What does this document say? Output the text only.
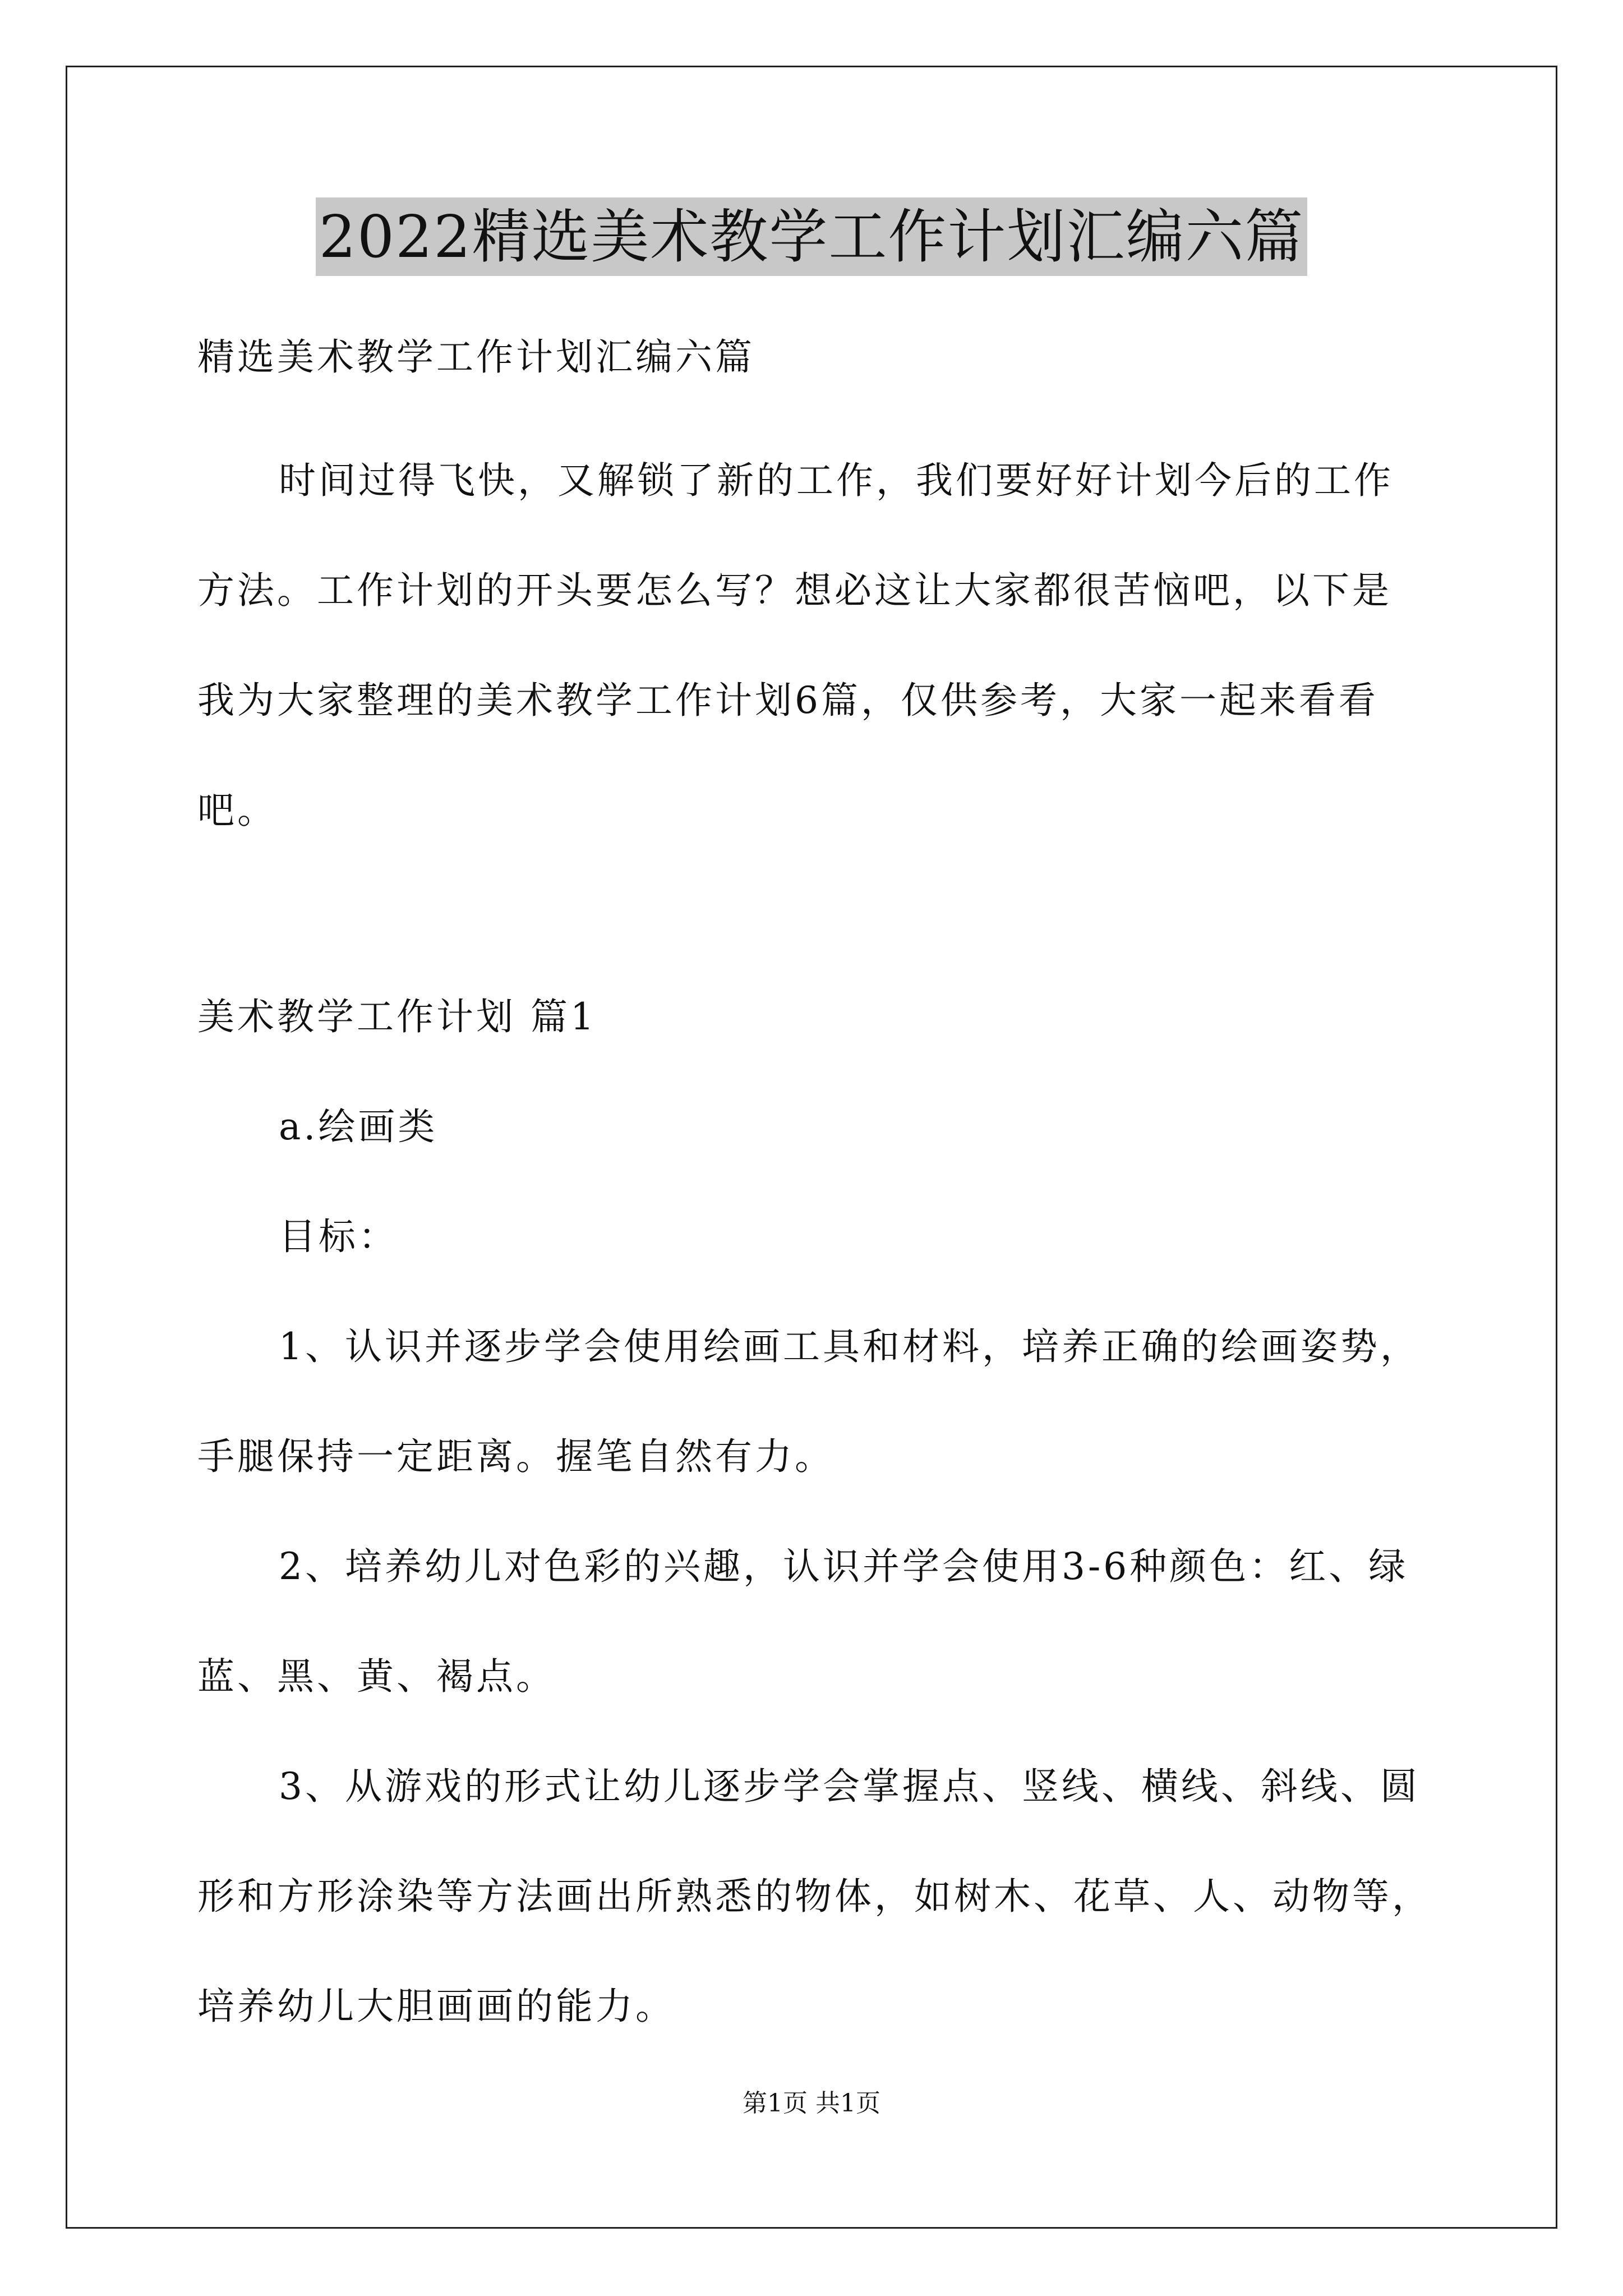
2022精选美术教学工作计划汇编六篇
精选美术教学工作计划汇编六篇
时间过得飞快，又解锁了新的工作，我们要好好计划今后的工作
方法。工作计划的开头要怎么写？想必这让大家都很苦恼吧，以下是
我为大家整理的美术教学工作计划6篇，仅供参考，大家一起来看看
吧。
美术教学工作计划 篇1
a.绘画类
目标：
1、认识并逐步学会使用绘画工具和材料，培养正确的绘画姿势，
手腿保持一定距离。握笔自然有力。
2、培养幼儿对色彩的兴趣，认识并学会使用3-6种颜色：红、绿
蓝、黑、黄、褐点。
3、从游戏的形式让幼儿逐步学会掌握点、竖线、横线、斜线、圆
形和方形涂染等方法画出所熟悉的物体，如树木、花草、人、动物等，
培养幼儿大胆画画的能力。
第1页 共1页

→ **REQUIREMENT**: Leave the pictures out and reproduce each record exactly as written.

→ **RESPONSE TO THE EXERCISE**:
What does this document say? Output the text only.
2022精选美术教学工作计划汇编六篇
精选美术教学工作计划汇编六篇
时间过得飞快，又解锁了新的工作，我们要好好计划今后的工作
方法。工作计划的开头要怎么写？想必这让大家都很苦恼吧，以下是
我为大家整理的美术教学工作计划6篇，仅供参考，大家一起来看看
吧。
美术教学工作计划 篇1
a.绘画类
目标：
1、认识并逐步学会使用绘画工具和材料，培养正确的绘画姿势，
手腿保持一定距离。握笔自然有力。
2、培养幼儿对色彩的兴趣，认识并学会使用3-6种颜色：红、绿
蓝、黑、黄、褐点。
3、从游戏的形式让幼儿逐步学会掌握点、竖线、横线、斜线、圆
形和方形涂染等方法画出所熟悉的物体，如树木、花草、人、动物等，
培养幼儿大胆画画的能力。
第1页 共1页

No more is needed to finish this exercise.